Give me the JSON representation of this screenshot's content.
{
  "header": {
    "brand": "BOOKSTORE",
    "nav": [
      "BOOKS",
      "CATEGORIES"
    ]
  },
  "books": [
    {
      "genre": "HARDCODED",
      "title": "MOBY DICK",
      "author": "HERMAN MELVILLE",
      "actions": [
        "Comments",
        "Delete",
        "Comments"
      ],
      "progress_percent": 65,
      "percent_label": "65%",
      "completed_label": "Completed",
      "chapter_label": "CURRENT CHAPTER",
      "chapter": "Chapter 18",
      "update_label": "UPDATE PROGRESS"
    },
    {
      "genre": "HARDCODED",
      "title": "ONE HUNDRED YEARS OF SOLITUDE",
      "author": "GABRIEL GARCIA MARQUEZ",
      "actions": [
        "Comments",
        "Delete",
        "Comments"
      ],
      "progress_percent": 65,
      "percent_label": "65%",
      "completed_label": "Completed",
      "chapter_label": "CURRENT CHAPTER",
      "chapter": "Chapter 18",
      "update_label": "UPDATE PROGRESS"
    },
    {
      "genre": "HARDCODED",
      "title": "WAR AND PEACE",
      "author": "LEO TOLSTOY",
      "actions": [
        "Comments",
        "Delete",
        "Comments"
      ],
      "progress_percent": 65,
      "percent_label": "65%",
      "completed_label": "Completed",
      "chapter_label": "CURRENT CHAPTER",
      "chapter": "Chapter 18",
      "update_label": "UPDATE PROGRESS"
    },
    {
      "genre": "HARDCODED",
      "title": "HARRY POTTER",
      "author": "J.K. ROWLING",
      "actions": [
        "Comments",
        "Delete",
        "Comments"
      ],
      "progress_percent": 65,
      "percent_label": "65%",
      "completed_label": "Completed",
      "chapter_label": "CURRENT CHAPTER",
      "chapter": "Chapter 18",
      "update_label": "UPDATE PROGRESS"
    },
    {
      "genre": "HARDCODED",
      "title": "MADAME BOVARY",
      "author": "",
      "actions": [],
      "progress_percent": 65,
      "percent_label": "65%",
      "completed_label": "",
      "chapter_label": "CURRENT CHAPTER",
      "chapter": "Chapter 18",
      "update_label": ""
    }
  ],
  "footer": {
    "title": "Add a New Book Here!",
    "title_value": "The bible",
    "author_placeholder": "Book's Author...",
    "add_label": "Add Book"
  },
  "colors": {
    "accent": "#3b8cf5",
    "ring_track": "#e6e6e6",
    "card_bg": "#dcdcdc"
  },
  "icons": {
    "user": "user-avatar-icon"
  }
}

#####

_Problem details_.
Return the listing above word for word.

_Solution for this problem_.
Give me the JSON representation of this screenshot's content.
{
  "header": {
    "brand": "BOOKSTORE",
    "nav": [
      "BOOKS",
      "CATEGORIES"
    ]
  },
  "books": [
    {
      "genre": "HARDCODED",
      "title": "MOBY DICK",
      "author": "HERMAN MELVILLE",
      "actions": [
        "Comments",
        "Delete",
        "Comments"
      ],
      "progress_percent": 65,
      "percent_label": "65%",
      "completed_label": "Completed",
      "chapter_label": "CURRENT CHAPTER",
      "chapter": "Chapter 18",
      "update_label": "UPDATE PROGRESS"
    },
    {
      "genre": "HARDCODED",
      "title": "ONE HUNDRED YEARS OF SOLITUDE",
      "author": "GABRIEL GARCIA MARQUEZ",
      "actions": [
        "Comments",
        "Delete",
        "Comments"
      ],
      "progress_percent": 65,
      "percent_label": "65%",
      "completed_label": "Completed",
      "chapter_label": "CURRENT CHAPTER",
      "chapter": "Chapter 18",
      "update_label": "UPDATE PROGRESS"
    },
    {
      "genre": "HARDCODED",
      "title": "WAR AND PEACE",
      "author": "LEO TOLSTOY",
      "actions": [
        "Comments",
        "Delete",
        "Comments"
      ],
      "progress_percent": 65,
      "percent_label": "65%",
      "completed_label": "Completed",
      "chapter_label": "CURRENT CHAPTER",
      "chapter": "Chapter 18",
      "update_label": "UPDATE PROGRESS"
    },
    {
      "genre": "HARDCODED",
      "title": "HARRY POTTER",
      "author": "J.K. ROWLING",
      "actions": [
        "Comments",
        "Delete",
        "Comments"
      ],
      "progress_percent": 65,
      "percent_label": "65%",
      "completed_label": "Completed",
      "chapter_label": "CURRENT CHAPTER",
      "chapter": "Chapter 18",
      "update_label": "UPDATE PROGRESS"
    },
    {
      "genre": "HARDCODED",
      "title": "MADAME BOVARY",
      "author": "",
      "actions": [],
      "progress_percent": 65,
      "percent_label": "65%",
      "completed_label": "",
      "chapter_label": "CURRENT CHAPTER",
      "chapter": "Chapter 18",
      "update_label": ""
    }
  ],
  "footer": {
    "title": "Add a New Book Here!",
    "title_value": "The bible",
    "author_placeholder": "Book's Author...",
    "add_label": "Add Book"
  },
  "colors": {
    "accent": "#3b8cf5",
    "ring_track": "#e6e6e6",
    "card_bg": "#dcdcdc"
  },
  "icons": {
    "user": "user-avatar-icon"
  }
}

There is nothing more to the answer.